(Data entries for graphics)
----

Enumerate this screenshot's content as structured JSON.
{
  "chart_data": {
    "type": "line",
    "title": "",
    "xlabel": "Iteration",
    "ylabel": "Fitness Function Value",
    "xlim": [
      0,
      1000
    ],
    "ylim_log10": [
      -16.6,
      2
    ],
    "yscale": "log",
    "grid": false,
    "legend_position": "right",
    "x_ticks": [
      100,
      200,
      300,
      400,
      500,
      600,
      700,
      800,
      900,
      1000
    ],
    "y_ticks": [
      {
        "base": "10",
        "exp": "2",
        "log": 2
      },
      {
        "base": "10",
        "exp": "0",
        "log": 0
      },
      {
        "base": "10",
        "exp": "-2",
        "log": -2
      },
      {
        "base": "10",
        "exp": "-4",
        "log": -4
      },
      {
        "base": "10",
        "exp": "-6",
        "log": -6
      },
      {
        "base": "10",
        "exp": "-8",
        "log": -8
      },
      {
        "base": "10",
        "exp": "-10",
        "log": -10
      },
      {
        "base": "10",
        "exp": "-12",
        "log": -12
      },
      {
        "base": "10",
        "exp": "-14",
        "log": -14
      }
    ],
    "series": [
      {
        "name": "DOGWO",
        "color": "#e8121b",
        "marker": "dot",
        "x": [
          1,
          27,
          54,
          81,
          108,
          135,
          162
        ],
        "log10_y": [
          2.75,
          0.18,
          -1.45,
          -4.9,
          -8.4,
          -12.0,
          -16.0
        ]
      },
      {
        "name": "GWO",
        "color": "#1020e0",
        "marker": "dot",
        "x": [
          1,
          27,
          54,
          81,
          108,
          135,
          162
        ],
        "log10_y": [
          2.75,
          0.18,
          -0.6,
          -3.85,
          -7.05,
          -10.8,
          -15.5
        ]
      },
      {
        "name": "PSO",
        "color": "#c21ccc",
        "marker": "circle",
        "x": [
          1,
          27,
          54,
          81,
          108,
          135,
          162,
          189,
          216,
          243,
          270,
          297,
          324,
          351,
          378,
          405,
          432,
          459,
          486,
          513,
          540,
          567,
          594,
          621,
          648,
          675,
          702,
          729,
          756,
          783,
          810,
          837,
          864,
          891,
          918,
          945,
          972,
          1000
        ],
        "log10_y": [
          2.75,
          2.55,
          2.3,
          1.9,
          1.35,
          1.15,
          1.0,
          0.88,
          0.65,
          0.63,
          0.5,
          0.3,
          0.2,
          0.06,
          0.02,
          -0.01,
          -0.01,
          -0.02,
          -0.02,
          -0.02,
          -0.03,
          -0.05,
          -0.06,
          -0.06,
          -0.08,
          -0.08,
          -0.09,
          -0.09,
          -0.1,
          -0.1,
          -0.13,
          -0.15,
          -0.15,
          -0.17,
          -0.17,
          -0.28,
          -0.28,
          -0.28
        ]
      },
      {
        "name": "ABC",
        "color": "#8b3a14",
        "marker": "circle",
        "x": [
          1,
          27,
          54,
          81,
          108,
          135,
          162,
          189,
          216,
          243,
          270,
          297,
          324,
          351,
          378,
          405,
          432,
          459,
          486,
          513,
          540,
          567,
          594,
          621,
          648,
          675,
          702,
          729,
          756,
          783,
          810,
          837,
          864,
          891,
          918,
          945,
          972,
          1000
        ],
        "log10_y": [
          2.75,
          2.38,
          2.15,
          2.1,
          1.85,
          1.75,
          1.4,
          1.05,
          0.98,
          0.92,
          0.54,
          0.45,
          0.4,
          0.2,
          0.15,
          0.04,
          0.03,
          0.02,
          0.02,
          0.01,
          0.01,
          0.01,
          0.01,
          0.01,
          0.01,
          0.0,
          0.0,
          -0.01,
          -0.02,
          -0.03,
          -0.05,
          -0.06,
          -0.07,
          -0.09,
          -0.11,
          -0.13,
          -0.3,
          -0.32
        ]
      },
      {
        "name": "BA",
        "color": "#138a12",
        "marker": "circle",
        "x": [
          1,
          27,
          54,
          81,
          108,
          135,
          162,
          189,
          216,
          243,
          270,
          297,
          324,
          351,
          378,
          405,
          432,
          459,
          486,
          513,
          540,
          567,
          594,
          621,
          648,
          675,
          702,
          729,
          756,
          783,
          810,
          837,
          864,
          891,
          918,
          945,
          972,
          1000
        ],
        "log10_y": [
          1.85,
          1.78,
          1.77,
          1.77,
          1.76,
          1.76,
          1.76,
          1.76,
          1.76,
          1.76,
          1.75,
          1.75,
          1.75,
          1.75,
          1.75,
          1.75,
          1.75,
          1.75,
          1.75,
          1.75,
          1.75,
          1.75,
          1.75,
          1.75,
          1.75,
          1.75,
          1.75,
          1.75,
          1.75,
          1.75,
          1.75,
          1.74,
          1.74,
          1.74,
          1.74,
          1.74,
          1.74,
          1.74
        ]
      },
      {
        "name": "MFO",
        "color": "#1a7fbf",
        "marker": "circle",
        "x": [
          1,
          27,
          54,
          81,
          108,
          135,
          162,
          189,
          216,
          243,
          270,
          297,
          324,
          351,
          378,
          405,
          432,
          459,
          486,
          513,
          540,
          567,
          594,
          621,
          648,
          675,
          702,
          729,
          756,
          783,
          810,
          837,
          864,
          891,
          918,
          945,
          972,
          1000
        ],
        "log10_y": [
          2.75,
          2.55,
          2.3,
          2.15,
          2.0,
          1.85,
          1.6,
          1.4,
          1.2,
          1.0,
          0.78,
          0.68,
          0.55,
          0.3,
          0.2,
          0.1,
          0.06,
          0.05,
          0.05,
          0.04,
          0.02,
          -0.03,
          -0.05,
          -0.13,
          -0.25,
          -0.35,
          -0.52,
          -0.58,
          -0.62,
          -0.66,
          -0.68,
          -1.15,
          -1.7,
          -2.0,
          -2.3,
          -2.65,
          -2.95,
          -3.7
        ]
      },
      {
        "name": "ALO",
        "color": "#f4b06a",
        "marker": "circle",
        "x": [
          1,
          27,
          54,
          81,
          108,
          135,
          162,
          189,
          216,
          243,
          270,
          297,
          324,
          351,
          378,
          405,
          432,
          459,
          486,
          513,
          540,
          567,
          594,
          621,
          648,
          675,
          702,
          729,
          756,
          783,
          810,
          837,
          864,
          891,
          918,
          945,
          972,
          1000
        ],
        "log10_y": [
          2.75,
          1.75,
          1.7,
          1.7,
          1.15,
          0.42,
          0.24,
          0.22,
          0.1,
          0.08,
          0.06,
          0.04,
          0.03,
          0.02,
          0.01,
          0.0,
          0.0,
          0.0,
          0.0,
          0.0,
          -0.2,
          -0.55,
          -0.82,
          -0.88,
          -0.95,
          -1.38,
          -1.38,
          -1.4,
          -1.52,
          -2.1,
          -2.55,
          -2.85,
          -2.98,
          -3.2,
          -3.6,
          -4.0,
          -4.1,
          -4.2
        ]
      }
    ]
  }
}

----

Written problem: Only lines with the word "name" are wanted, so copy each one from the records.

Answer for this exercise:
        "name": "DOGWO",
        "name": "GWO",
        "name": "PSO",
        "name": "ABC",
        "name": "BA",
        "name": "MFO",
        "name": "ALO",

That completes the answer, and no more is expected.